Aim of the task:
Locate each line below that includes "moreToSearch" and reproduce it.

Stored data:
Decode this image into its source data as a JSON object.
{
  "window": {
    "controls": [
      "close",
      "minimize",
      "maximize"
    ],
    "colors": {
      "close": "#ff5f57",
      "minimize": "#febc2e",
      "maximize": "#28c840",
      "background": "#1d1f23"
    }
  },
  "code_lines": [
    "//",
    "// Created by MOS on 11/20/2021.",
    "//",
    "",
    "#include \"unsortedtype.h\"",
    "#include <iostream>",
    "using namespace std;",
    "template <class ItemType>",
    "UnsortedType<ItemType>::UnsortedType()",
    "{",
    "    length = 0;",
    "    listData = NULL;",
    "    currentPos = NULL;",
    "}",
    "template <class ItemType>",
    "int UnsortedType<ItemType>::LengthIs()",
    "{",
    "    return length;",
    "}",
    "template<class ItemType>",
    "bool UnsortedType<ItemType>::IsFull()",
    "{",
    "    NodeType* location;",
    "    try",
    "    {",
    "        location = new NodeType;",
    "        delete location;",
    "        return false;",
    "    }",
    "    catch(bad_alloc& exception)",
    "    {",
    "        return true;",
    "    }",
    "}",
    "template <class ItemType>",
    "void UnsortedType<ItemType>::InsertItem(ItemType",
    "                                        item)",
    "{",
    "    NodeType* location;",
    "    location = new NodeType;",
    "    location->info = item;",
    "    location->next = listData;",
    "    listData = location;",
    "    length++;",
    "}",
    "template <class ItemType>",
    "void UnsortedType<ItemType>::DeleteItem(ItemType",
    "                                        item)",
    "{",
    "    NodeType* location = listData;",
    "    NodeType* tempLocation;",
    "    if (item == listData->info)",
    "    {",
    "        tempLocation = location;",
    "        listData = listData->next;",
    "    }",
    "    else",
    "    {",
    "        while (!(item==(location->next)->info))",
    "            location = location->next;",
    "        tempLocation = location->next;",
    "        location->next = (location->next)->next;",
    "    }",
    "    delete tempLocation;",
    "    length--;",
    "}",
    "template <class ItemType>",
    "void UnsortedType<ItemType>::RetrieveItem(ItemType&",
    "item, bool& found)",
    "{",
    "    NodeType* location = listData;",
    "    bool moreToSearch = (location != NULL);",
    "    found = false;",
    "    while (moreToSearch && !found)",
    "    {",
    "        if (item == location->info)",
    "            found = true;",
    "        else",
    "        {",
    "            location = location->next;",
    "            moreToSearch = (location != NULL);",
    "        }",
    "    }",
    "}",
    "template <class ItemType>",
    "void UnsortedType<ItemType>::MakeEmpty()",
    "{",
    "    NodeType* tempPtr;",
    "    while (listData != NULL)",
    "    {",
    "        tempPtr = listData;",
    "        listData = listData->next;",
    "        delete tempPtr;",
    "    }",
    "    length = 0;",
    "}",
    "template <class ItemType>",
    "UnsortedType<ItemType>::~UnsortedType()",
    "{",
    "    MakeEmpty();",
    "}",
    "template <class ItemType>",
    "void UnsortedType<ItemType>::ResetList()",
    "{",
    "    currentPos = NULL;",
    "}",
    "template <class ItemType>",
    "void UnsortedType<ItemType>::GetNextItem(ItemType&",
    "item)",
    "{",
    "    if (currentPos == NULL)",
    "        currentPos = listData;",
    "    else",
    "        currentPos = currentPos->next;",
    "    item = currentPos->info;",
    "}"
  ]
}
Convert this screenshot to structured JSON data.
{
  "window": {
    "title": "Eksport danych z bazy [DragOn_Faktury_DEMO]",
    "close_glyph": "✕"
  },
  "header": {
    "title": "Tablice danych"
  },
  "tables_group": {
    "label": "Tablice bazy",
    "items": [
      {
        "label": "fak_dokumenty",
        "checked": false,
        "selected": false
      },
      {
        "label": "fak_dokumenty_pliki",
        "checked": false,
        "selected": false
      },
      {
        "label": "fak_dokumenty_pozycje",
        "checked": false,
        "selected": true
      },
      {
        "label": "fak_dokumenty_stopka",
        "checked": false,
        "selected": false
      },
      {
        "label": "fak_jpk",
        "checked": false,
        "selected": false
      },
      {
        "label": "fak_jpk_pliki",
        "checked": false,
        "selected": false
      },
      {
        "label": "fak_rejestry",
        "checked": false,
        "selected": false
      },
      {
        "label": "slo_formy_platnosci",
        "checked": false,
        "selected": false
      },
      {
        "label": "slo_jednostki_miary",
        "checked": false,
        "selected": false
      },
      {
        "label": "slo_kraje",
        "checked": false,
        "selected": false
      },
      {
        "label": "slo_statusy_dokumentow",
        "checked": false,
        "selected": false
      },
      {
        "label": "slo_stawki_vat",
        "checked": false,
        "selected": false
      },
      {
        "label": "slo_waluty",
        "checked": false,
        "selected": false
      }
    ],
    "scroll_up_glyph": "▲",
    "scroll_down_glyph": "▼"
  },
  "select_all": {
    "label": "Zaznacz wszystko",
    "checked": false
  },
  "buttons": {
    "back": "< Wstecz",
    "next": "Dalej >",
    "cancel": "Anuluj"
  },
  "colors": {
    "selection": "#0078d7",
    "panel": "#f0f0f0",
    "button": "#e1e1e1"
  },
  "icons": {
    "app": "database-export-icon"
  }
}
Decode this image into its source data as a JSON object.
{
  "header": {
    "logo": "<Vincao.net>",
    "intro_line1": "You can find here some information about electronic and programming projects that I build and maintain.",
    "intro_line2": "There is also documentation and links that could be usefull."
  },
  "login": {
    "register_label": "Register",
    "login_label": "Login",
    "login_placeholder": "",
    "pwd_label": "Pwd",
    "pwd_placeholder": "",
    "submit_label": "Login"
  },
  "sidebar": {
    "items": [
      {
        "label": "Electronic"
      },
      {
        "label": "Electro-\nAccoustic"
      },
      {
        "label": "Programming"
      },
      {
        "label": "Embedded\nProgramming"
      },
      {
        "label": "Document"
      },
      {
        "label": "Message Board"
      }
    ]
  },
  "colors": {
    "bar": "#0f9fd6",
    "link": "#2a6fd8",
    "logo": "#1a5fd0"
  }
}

Exercise answer:
    "    bool moreToSearch = (location != NULL);",
    "    while (moreToSearch && !found)",
    "            moreToSearch = (location != NULL);",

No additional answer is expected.